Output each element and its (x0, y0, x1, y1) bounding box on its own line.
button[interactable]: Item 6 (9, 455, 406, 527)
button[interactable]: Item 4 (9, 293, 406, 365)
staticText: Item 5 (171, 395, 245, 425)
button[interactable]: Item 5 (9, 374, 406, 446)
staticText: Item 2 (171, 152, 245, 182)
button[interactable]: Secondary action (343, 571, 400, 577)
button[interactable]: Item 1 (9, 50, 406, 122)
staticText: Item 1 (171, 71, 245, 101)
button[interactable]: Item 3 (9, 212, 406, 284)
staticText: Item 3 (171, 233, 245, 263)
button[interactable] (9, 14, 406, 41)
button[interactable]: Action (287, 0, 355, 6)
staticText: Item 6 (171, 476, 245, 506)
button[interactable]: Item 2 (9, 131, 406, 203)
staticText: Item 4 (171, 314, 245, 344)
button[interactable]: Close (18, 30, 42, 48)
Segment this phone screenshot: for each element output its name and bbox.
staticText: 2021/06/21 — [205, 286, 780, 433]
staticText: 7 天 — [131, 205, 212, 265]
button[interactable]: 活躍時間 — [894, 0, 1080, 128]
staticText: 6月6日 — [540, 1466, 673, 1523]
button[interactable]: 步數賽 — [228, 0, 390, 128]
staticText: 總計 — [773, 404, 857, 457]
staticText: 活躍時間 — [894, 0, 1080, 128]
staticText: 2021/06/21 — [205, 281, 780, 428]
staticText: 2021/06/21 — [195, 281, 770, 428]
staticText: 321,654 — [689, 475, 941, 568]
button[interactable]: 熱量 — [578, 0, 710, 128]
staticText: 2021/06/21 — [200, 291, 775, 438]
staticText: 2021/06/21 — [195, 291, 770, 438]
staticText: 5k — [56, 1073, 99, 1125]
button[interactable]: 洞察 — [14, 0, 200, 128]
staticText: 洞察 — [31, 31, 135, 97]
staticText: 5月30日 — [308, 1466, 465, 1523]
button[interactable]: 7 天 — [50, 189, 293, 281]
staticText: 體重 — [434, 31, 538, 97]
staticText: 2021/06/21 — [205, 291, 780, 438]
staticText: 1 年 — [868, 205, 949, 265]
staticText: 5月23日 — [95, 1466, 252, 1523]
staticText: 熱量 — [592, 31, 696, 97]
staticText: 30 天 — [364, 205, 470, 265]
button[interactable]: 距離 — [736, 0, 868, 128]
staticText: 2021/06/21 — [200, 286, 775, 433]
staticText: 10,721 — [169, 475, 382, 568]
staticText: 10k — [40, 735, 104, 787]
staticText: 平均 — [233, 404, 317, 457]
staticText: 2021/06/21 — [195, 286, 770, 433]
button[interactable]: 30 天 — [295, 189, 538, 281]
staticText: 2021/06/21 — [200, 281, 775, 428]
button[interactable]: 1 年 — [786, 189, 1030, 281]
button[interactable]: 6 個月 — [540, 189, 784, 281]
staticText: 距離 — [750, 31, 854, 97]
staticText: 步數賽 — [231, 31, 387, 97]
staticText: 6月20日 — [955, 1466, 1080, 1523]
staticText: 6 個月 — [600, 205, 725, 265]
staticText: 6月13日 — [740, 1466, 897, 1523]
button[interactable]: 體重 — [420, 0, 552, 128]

_Directive:_ Reproduce every one of the entries above verbatim, line for line.

_Output of the exercise:_
Output each element and its (x0, y0, x1, y1) bounding box on its own line.
button[interactable]: Item 6 (9, 455, 406, 527)
button[interactable]: Item 4 (9, 293, 406, 365)
staticText: Item 5 (171, 395, 245, 425)
button[interactable]: Item 5 (9, 374, 406, 446)
staticText: Item 2 (171, 152, 245, 182)
button[interactable]: Secondary action (343, 571, 400, 577)
button[interactable]: Item 1 (9, 50, 406, 122)
staticText: Item 1 (171, 71, 245, 101)
button[interactable]: Item 3 (9, 212, 406, 284)
staticText: Item 3 (171, 233, 245, 263)
button[interactable] (9, 14, 406, 41)
button[interactable]: Action (287, 0, 355, 6)
staticText: Item 6 (171, 476, 245, 506)
button[interactable]: Item 2 (9, 131, 406, 203)
staticText: Item 4 (171, 314, 245, 344)
button[interactable]: Close (18, 30, 42, 48)
Segment this phone screenshot: for each element output its name and bbox.
staticText: 2021/06/21 — [205, 286, 780, 433]
staticText: 7 天 — [131, 205, 212, 265]
button[interactable]: 活躍時間 — [894, 0, 1080, 128]
staticText: 6月6日 — [540, 1466, 673, 1523]
button[interactable]: 步數賽 — [228, 0, 390, 128]
staticText: 總計 — [773, 404, 857, 457]
staticText: 活躍時間 — [894, 0, 1080, 128]
staticText: 2021/06/21 — [205, 281, 780, 428]
staticText: 2021/06/21 — [195, 281, 770, 428]
staticText: 321,654 — [689, 475, 941, 568]
button[interactable]: 熱量 — [578, 0, 710, 128]
staticText: 2021/06/21 — [200, 291, 775, 438]
staticText: 2021/06/21 — [195, 291, 770, 438]
staticText: 5k — [56, 1073, 99, 1125]
button[interactable]: 洞察 — [14, 0, 200, 128]
staticText: 洞察 — [31, 31, 135, 97]
staticText: 5月30日 — [308, 1466, 465, 1523]
button[interactable]: 7 天 — [50, 189, 293, 281]
staticText: 體重 — [434, 31, 538, 97]
staticText: 2021/06/21 — [205, 291, 780, 438]
staticText: 1 年 — [868, 205, 949, 265]
staticText: 5月23日 — [95, 1466, 252, 1523]
staticText: 熱量 — [592, 31, 696, 97]
staticText: 30 天 — [364, 205, 470, 265]
button[interactable]: 距離 — [736, 0, 868, 128]
staticText: 2021/06/21 — [200, 286, 775, 433]
staticText: 10,721 — [169, 475, 382, 568]
staticText: 10k — [40, 735, 104, 787]
staticText: 平均 — [233, 404, 317, 457]
staticText: 2021/06/21 — [195, 286, 770, 433]
button[interactable]: 30 天 — [295, 189, 538, 281]
staticText: 2021/06/21 — [200, 281, 775, 428]
button[interactable]: 1 年 — [786, 189, 1030, 281]
button[interactable]: 6 個月 — [540, 189, 784, 281]
staticText: 距離 — [750, 31, 854, 97]
staticText: 步數賽 — [231, 31, 387, 97]
staticText: 6月20日 — [955, 1466, 1080, 1523]
staticText: 6 個月 — [600, 205, 725, 265]
staticText: 6月13日 — [740, 1466, 897, 1523]
button[interactable]: 體重 — [420, 0, 552, 128]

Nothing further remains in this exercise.